**Written instruction**
Return every line below in which "that" appears.

**Data for the task**
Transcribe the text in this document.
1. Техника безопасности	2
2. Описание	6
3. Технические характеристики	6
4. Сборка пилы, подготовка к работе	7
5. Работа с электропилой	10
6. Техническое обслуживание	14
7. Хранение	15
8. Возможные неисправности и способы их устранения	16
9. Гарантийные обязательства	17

* * *

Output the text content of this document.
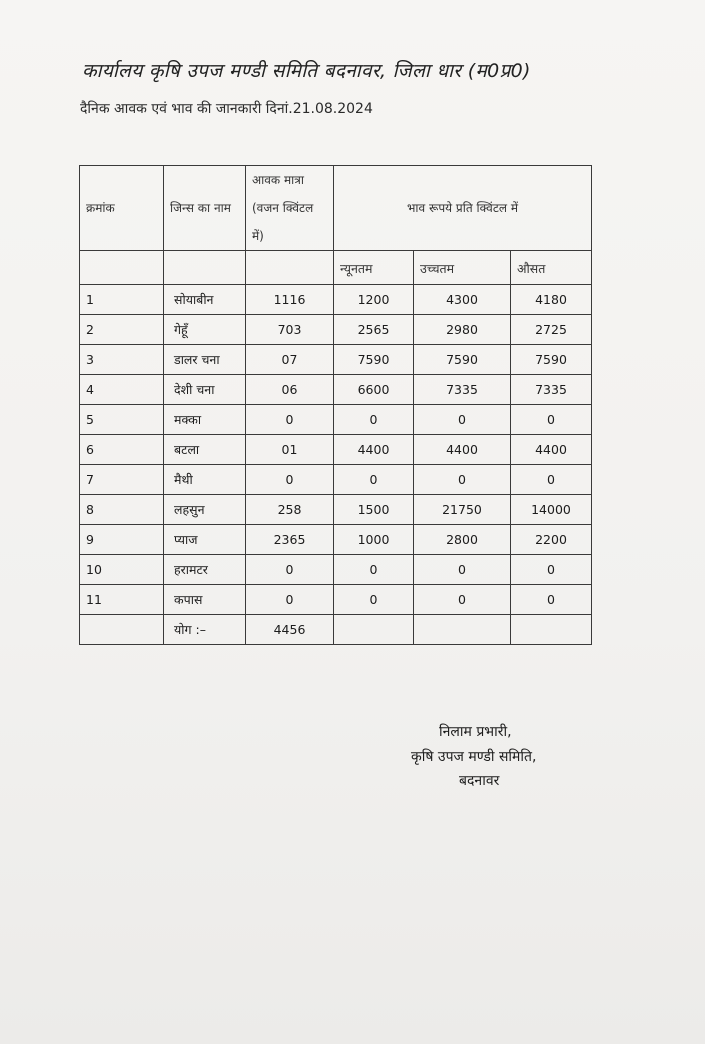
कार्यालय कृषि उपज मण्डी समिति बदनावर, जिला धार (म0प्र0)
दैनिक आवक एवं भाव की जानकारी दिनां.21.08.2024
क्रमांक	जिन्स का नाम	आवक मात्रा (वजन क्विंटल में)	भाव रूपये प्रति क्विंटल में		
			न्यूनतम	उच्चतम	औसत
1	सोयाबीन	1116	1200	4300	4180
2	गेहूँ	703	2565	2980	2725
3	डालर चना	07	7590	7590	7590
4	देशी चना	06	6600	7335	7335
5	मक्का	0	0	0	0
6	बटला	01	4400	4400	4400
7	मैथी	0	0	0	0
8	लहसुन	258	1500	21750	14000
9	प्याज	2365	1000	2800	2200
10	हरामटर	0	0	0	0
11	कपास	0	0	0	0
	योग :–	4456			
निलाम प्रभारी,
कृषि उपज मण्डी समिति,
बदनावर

* * *

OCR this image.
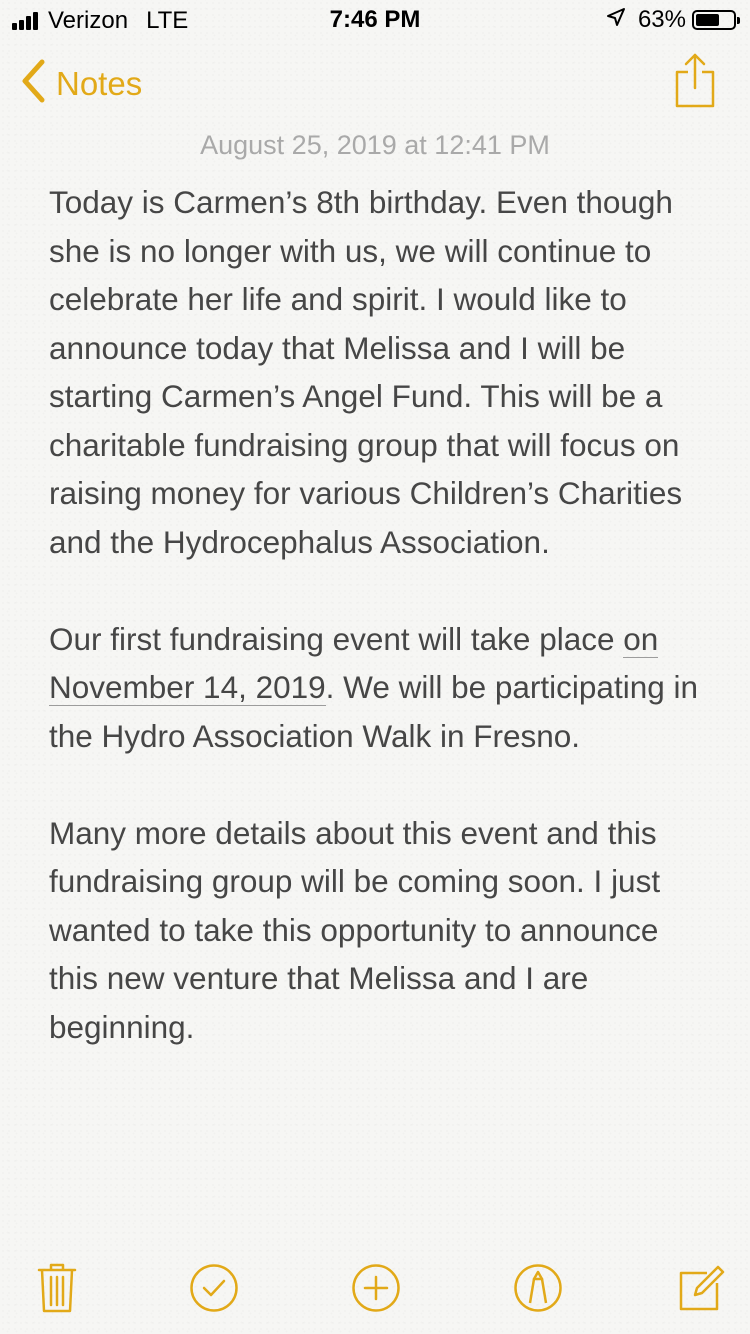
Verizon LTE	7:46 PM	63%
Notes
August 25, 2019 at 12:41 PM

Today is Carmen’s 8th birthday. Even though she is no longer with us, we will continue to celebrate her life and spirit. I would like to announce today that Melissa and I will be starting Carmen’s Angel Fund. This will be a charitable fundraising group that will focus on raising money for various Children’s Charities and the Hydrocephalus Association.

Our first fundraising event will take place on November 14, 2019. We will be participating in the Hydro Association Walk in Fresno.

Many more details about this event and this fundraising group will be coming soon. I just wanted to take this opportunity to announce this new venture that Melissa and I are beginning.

**Solution for this task**
Today is Carmen’s 8th birthday. Even though she is no longer with us, we will continue to celebrate her life and spirit. I would like to announce today that Melissa and I will be starting Carmen’s Angel Fund. This will be a charitable fundraising group that will focus on raising money for various Children’s Charities and the Hydrocephalus Association.
Many more details about this event and this fundraising group will be coming soon. I just wanted to take this opportunity to announce this new venture that Melissa and I are beginning.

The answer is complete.